_Selected text_:
Let Them Eat Cake (and don’t let them get crumbs on this $3860 dress!)

From National Nine News:

First it was the number of houses US presidential candidates owned that measured their ability to connect with the battlers of America, now it’s the value of the frocks their wives are wearing.

Republican nominee John McCain’s wife Cindy has set tongues wagging by turning up to the party’s national convention wearing an outfit estimated to be worth more than $360,000.

Original DVD cover

In an analysis of the would-be first lady’s ensemble, Vanity Fair magazine reports the Oscar de la Renta dress Mrs McCain wore cost $3860, her Chanel watch $5500 and shoes $740.

But the real bling was hanging from her ears, with three-carot diamonds worth about $344,000.

The magazine also scrutinised the current First Lady Laura Bush’s designer outfit.

The value of Mrs Bush’s clothes and jewellery came in at a comparatively modest $5000, including her $3000 white Oscar de la Renta suit.

From Vanity Fair:

One of the persistent memes in the Republican line of attack against Barack Obama is the notion that he is an elitist, whereas the G.O.P. represent real working Americans like Levi “F-in’ Redneck” Johnston.

_Exercise task_: In the text about Cindy McCain's convention outfit, how much did Vanity Fair report her Chanel watch cost?

(Element location data)
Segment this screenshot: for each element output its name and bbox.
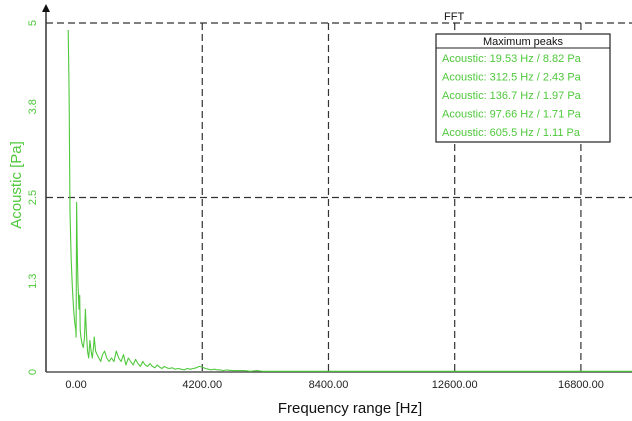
x-tick-labels: 0.00 4200.00 8400.00 12600.00 16800.00 <box>65 379 604 391</box>
y-tick-label-2: 2.5 <box>27 190 39 205</box>
legend-entry-1: Acoustic: 312.5 Hz / 2.43 Pa <box>442 72 582 84</box>
y-tick-label-3: 3.8 <box>27 99 39 114</box>
series-layer <box>67 29 632 372</box>
legend-entry-4: Acoustic: 605.5 Hz / 1.11 Pa <box>442 127 581 139</box>
x-tick-label-3: 12600.00 <box>432 379 478 391</box>
legend-header: Maximum peaks <box>483 36 564 48</box>
x-tick-label-4: 16800.00 <box>558 379 604 391</box>
legend-maximum-peaks: Maximum peaks Acoustic: 19.53 Hz / 8.82 … <box>435 33 611 143</box>
x-axis-title: Frequency range [Hz] <box>278 400 422 417</box>
y-tick-label-0: 0 <box>27 369 39 375</box>
y-tick-label-1: 1.3 <box>27 274 39 289</box>
y-axis-arrow-icon <box>42 4 50 12</box>
y-tick-labels: 0 1.3 2.5 3.8 5 <box>27 20 39 375</box>
plot-frame <box>45 8 632 373</box>
y-tick-label-4: 5 <box>27 20 39 26</box>
series-line-0 <box>67 29 632 372</box>
chart-title: FFT <box>444 11 464 23</box>
legend-entry-2: Acoustic: 136.7 Hz / 1.97 Pa <box>442 90 582 102</box>
x-tick-label-2: 8400.00 <box>309 379 349 391</box>
legend-entry-3: Acoustic: 97.66 Hz / 1.71 Pa <box>442 109 582 121</box>
legend-entries: Acoustic: 19.53 Hz / 8.82 Pa Acoustic: 31… <box>442 53 582 139</box>
y-axis-title: Acoustic [Pa] <box>8 141 25 229</box>
legend-box <box>435 33 611 143</box>
x-tick-label-1: 4200.00 <box>182 379 222 391</box>
x-tick-label-0: 0.00 <box>65 379 86 391</box>
legend-entry-0: Acoustic: 19.53 Hz / 8.82 Pa <box>442 53 582 65</box>
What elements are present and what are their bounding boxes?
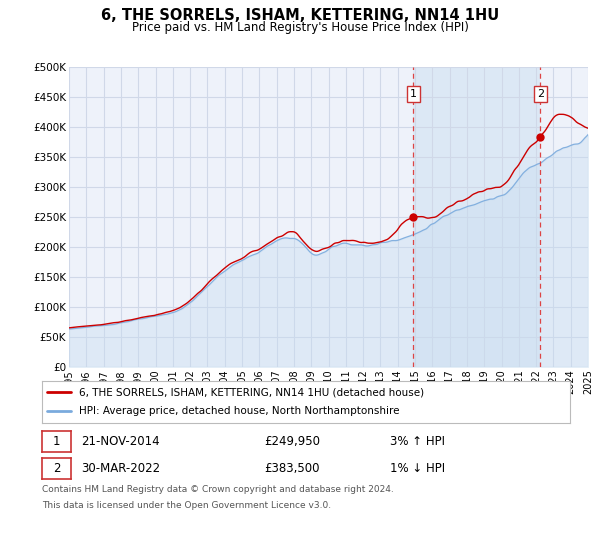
Text: 2: 2: [537, 89, 544, 99]
Text: 1: 1: [53, 435, 60, 449]
Text: £383,500: £383,500: [264, 462, 320, 475]
Text: 1: 1: [410, 89, 417, 99]
Text: 3% ↑ HPI: 3% ↑ HPI: [390, 435, 445, 449]
Text: HPI: Average price, detached house, North Northamptonshire: HPI: Average price, detached house, Nort…: [79, 407, 400, 417]
Bar: [413, 67, 541, 367]
Text: Contains HM Land Registry data © Crown copyright and database right 2024.: Contains HM Land Registry data © Crown c…: [42, 485, 394, 494]
Text: 30-MAR-2022: 30-MAR-2022: [81, 462, 160, 475]
Text: Price paid vs. HM Land Registry's House Price Index (HPI): Price paid vs. HM Land Registry's House …: [131, 21, 469, 34]
Text: 21-NOV-2014: 21-NOV-2014: [81, 435, 160, 449]
Text: 1% ↓ HPI: 1% ↓ HPI: [390, 462, 445, 475]
Text: 6, THE SORRELS, ISHAM, KETTERING, NN14 1HU (detached house): 6, THE SORRELS, ISHAM, KETTERING, NN14 1…: [79, 387, 424, 397]
Text: £249,950: £249,950: [264, 435, 320, 449]
Text: This data is licensed under the Open Government Licence v3.0.: This data is licensed under the Open Gov…: [42, 501, 331, 510]
Text: 6, THE SORRELS, ISHAM, KETTERING, NN14 1HU: 6, THE SORRELS, ISHAM, KETTERING, NN14 1…: [101, 8, 499, 24]
Text: 2: 2: [53, 462, 60, 475]
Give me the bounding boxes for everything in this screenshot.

_Exercise result_: $5500